START Provided records

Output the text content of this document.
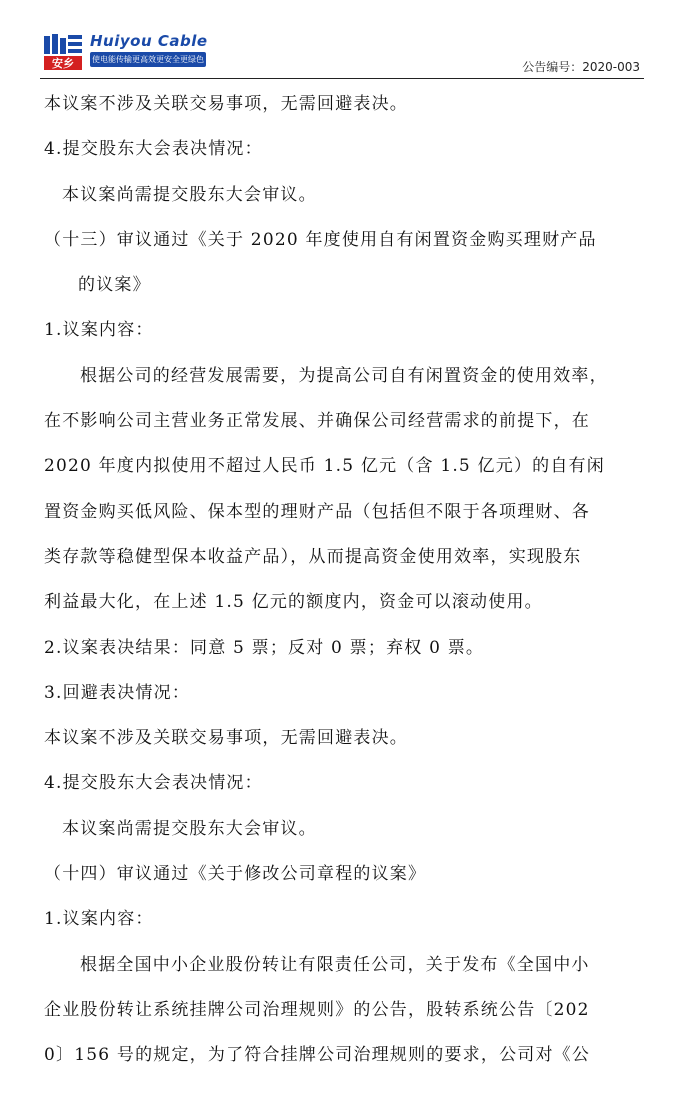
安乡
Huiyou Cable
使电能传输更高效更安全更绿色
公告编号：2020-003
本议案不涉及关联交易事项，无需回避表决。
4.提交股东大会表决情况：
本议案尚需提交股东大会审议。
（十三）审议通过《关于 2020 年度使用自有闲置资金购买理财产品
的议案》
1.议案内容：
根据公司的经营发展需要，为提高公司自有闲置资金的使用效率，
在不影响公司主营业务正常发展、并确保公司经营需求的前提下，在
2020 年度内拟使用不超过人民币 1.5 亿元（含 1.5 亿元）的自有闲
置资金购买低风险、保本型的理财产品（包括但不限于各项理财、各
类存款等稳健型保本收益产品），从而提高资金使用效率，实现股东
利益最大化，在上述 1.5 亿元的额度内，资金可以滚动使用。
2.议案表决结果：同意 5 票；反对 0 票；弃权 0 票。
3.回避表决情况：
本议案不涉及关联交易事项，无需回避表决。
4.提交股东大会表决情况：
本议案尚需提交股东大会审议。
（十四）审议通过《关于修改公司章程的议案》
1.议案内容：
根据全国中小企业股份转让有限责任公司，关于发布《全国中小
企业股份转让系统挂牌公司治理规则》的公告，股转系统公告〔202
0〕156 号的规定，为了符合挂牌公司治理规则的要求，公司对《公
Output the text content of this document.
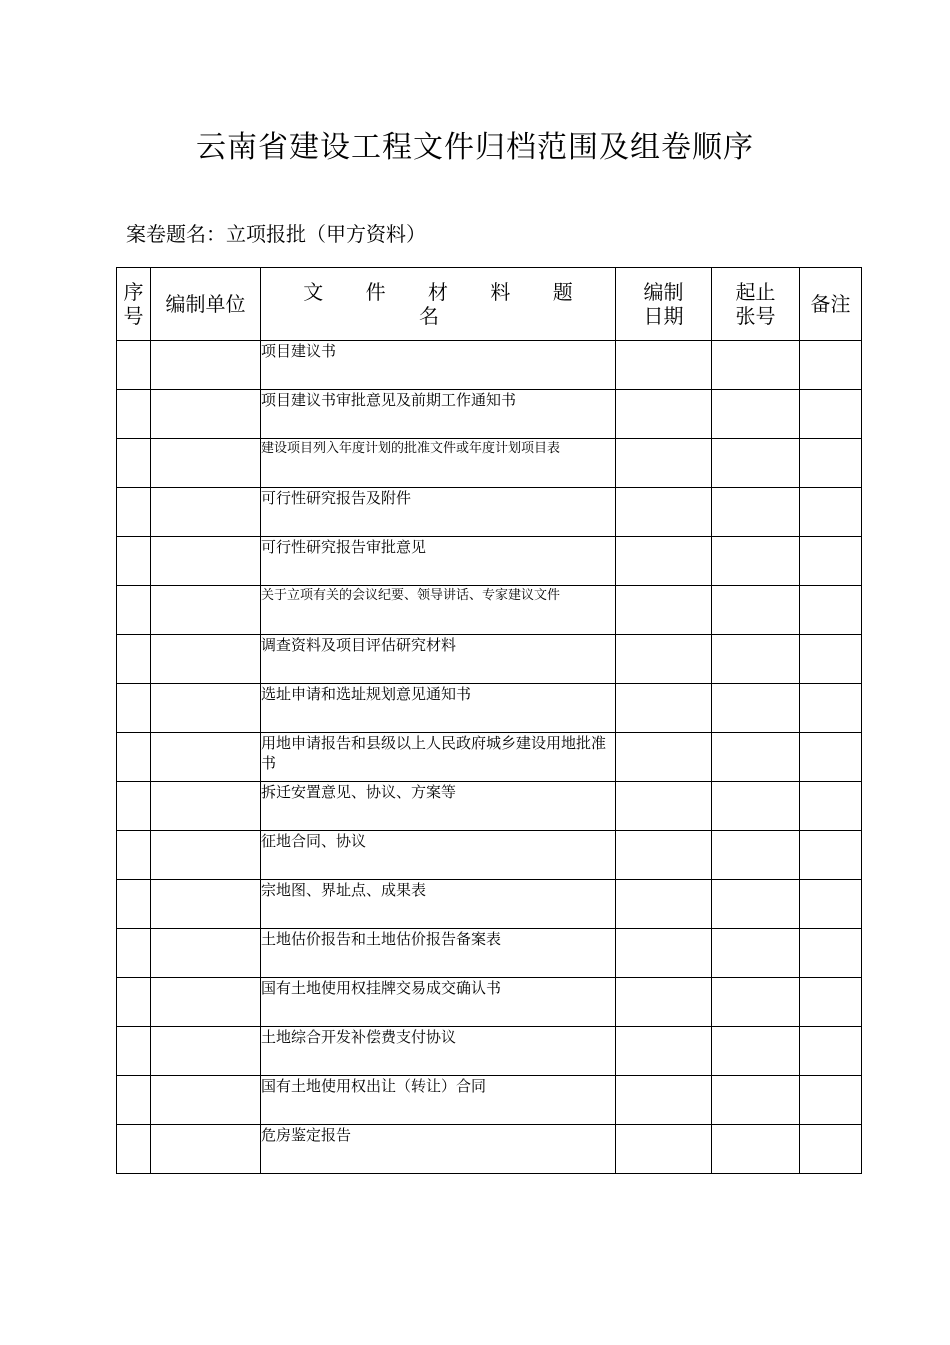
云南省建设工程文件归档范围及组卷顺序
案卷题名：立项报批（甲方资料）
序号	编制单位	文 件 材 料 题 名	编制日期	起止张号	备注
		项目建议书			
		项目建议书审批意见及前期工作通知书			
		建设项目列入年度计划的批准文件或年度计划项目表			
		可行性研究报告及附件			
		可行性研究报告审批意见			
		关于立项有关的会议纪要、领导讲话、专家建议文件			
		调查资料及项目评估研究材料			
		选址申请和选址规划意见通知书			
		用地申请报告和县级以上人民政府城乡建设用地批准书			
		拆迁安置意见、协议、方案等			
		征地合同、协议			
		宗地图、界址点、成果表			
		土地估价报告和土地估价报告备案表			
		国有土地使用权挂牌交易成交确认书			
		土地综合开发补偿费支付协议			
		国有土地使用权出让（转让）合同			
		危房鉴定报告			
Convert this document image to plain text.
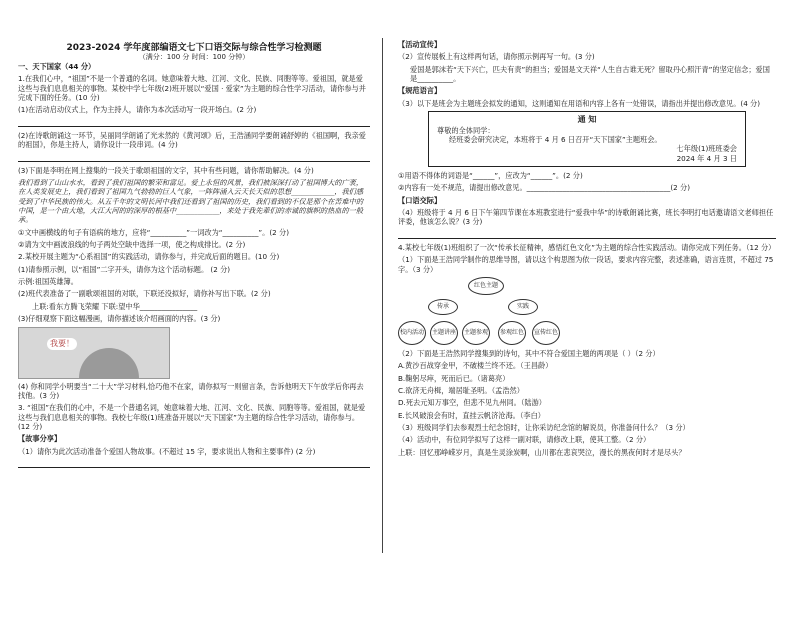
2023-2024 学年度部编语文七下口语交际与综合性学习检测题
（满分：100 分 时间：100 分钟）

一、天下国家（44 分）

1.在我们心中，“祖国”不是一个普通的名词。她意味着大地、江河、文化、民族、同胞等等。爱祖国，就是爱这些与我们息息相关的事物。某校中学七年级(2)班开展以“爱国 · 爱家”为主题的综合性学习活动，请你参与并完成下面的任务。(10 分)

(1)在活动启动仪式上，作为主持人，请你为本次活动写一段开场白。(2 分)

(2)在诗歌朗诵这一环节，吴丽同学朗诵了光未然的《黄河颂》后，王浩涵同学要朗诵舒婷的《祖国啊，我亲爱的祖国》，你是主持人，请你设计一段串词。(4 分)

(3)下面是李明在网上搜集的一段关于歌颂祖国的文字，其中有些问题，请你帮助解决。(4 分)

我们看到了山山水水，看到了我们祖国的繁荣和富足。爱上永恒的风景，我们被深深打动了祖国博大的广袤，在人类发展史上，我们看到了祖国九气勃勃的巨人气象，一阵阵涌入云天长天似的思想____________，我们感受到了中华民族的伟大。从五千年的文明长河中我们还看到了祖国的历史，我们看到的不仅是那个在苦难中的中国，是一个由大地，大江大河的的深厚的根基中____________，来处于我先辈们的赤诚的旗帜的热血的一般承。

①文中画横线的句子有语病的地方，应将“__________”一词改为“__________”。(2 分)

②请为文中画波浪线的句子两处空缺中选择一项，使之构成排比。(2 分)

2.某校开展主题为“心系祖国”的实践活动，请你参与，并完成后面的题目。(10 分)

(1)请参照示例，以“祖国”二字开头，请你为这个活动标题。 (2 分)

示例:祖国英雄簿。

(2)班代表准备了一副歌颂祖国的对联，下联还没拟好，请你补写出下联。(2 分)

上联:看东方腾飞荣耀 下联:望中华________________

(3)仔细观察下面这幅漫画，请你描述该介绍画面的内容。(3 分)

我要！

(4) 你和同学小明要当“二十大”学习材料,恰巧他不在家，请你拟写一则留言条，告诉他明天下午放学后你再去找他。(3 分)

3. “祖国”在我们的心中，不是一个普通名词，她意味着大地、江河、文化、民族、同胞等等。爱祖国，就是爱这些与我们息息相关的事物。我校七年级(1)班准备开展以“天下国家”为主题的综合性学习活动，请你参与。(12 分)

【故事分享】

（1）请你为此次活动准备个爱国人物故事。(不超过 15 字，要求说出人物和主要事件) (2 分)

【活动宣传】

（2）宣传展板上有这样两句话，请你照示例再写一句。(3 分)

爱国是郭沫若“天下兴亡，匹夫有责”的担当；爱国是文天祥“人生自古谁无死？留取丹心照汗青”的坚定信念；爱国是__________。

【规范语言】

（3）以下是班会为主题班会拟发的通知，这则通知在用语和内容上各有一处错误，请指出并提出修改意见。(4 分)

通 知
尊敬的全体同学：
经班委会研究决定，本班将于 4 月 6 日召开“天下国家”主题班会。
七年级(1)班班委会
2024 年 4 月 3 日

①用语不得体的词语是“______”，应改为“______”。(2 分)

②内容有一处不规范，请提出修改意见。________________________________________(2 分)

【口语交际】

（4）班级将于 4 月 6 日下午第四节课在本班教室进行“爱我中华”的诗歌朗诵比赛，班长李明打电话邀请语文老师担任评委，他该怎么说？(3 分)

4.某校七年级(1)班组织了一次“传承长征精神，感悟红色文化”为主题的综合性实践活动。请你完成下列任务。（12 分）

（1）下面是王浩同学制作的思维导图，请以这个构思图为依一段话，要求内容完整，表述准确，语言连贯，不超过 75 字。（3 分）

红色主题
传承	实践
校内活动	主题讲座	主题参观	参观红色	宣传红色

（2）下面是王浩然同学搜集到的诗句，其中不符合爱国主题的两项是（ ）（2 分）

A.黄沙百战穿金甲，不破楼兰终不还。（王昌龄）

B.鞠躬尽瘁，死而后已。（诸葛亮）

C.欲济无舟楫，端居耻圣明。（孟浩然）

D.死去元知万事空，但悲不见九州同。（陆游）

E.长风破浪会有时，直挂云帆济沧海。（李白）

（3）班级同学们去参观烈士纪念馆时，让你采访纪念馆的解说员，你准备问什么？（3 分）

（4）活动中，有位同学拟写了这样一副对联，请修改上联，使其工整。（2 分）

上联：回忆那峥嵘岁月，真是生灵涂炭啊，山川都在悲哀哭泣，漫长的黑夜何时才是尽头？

END Provided records

Written task.
Except for the pictures, print the data above exactly.

Result.
Output the text content of this document.
安乡
Huiyou Cable
使电能传输更高效更安全更绿色
公告编号：2020-003
本议案不涉及关联交易事项，无需回避表决。
4.提交股东大会表决情况：
本议案尚需提交股东大会审议。
（十三）审议通过《关于 2020 年度使用自有闲置资金购买理财产品
的议案》
1.议案内容：
根据公司的经营发展需要，为提高公司自有闲置资金的使用效率，
在不影响公司主营业务正常发展、并确保公司经营需求的前提下，在
2020 年度内拟使用不超过人民币 1.5 亿元（含 1.5 亿元）的自有闲
置资金购买低风险、保本型的理财产品（包括但不限于各项理财、各
类存款等稳健型保本收益产品），从而提高资金使用效率，实现股东
利益最大化，在上述 1.5 亿元的额度内，资金可以滚动使用。
2.议案表决结果：同意 5 票；反对 0 票；弃权 0 票。
3.回避表决情况：
本议案不涉及关联交易事项，无需回避表决。
4.提交股东大会表决情况：
本议案尚需提交股东大会审议。
（十四）审议通过《关于修改公司章程的议案》
1.议案内容：
根据全国中小企业股份转让有限责任公司，关于发布《全国中小
企业股份转让系统挂牌公司治理规则》的公告，股转系统公告〔202
0〕156 号的规定，为了符合挂牌公司治理规则的要求，公司对《公
Output the text content of this document.
云南省建设工程文件归档范围及组卷顺序
案卷题名：立项报批（甲方资料）
序号	编制单位	文 件 材 料 题 名	编制日期	起止张号	备注
		项目建议书			
		项目建议书审批意见及前期工作通知书			
		建设项目列入年度计划的批准文件或年度计划项目表			
		可行性研究报告及附件			
		可行性研究报告审批意见			
		关于立项有关的会议纪要、领导讲话、专家建议文件			
		调查资料及项目评估研究材料			
		选址申请和选址规划意见通知书			
		用地申请报告和县级以上人民政府城乡建设用地批准书			
		拆迁安置意见、协议、方案等			
		征地合同、协议			
		宗地图、界址点、成果表			
		土地估价报告和土地估价报告备案表			
		国有土地使用权挂牌交易成交确认书			
		土地综合开发补偿费支付协议			
		国有土地使用权出让（转让）合同			
		危房鉴定报告			
Convert this document image to plain text.
2023-2024 学年度部编语文七下口语交际与综合性学习检测题
（满分：100 分 时间：100 分钟）

一、天下国家（44 分）

1.在我们心中，“祖国”不是一个普通的名词。她意味着大地、江河、文化、民族、同胞等等。爱祖国，就是爱这些与我们息息相关的事物。某校中学七年级(2)班开展以“爱国 · 爱家”为主题的综合性学习活动，请你参与并完成下面的任务。(10 分)

(1)在活动启动仪式上，作为主持人，请你为本次活动写一段开场白。(2 分)

(2)在诗歌朗诵这一环节，吴丽同学朗诵了光未然的《黄河颂》后，王浩涵同学要朗诵舒婷的《祖国啊，我亲爱的祖国》，你是主持人，请你设计一段串词。(4 分)

(3)下面是李明在网上搜集的一段关于歌颂祖国的文字，其中有些问题，请你帮助解决。(4 分)

我们看到了山山水水，看到了我们祖国的繁荣和富足。爱上永恒的风景，我们被深深打动了祖国博大的广袤，在人类发展史上，我们看到了祖国九气勃勃的巨人气象，一阵阵涌入云天长天似的思想____________，我们感受到了中华民族的伟大。从五千年的文明长河中我们还看到了祖国的历史，我们看到的不仅是那个在苦难中的中国，是一个由大地，大江大河的的深厚的根基中____________，来处于我先辈们的赤诚的旗帜的热血的一般承。

①文中画横线的句子有语病的地方，应将“__________”一词改为“__________”。(2 分)

②请为文中画波浪线的句子两处空缺中选择一项，使之构成排比。(2 分)

2.某校开展主题为“心系祖国”的实践活动，请你参与，并完成后面的题目。(10 分)

(1)请参照示例，以“祖国”二字开头，请你为这个活动标题。 (2 分)

示例:祖国英雄簿。

(2)班代表准备了一副歌颂祖国的对联，下联还没拟好，请你补写出下联。(2 分)

上联:看东方腾飞荣耀 下联:望中华________________

(3)仔细观察下面这幅漫画，请你描述该介绍画面的内容。(3 分)

我要！

(4) 你和同学小明要当“二十大”学习材料,恰巧他不在家，请你拟写一则留言条，告诉他明天下午放学后你再去找他。(3 分)

3. “祖国”在我们的心中，不是一个普通名词，她意味着大地、江河、文化、民族、同胞等等。爱祖国，就是爱这些与我们息息相关的事物。我校七年级(1)班准备开展以“天下国家”为主题的综合性学习活动，请你参与。(12 分)

【故事分享】

（1）请你为此次活动准备个爱国人物故事。(不超过 15 字，要求说出人物和主要事件) (2 分)

【活动宣传】

（2）宣传展板上有这样两句话，请你照示例再写一句。(3 分)

爱国是郭沫若“天下兴亡，匹夫有责”的担当；爱国是文天祥“人生自古谁无死？留取丹心照汗青”的坚定信念；爱国是__________。

【规范语言】

（3）以下是班会为主题班会拟发的通知，这则通知在用语和内容上各有一处错误，请指出并提出修改意见。(4 分)

通 知
尊敬的全体同学：
经班委会研究决定，本班将于 4 月 6 日召开“天下国家”主题班会。
七年级(1)班班委会
2024 年 4 月 3 日

①用语不得体的词语是“______”，应改为“______”。(2 分)

②内容有一处不规范，请提出修改意见。________________________________________(2 分)

【口语交际】

（4）班级将于 4 月 6 日下午第四节课在本班教室进行“爱我中华”的诗歌朗诵比赛，班长李明打电话邀请语文老师担任评委，他该怎么说？(3 分)

4.某校七年级(1)班组织了一次“传承长征精神，感悟红色文化”为主题的综合性实践活动。请你完成下列任务。（12 分）

（1）下面是王浩同学制作的思维导图，请以这个构思图为依一段话，要求内容完整，表述准确，语言连贯，不超过 75 字。（3 分）

红色主题
传承	实践
校内活动	主题讲座	主题参观	参观红色	宣传红色

（2）下面是王浩然同学搜集到的诗句，其中不符合爱国主题的两项是（ ）（2 分）

A.黄沙百战穿金甲，不破楼兰终不还。（王昌龄）

B.鞠躬尽瘁，死而后已。（诸葛亮）

C.欲济无舟楫，端居耻圣明。（孟浩然）

D.死去元知万事空，但悲不见九州同。（陆游）

E.长风破浪会有时，直挂云帆济沧海。（李白）

（3）班级同学们去参观烈士纪念馆时，让你采访纪念馆的解说员，你准备问什么？（3 分）

（4）活动中，有位同学拟写了这样一副对联，请修改上联，使其工整。（2 分）

上联：回忆那峥嵘岁月，真是生灵涂炭啊，山川都在悲哀哭泣，漫长的黑夜何时才是尽头？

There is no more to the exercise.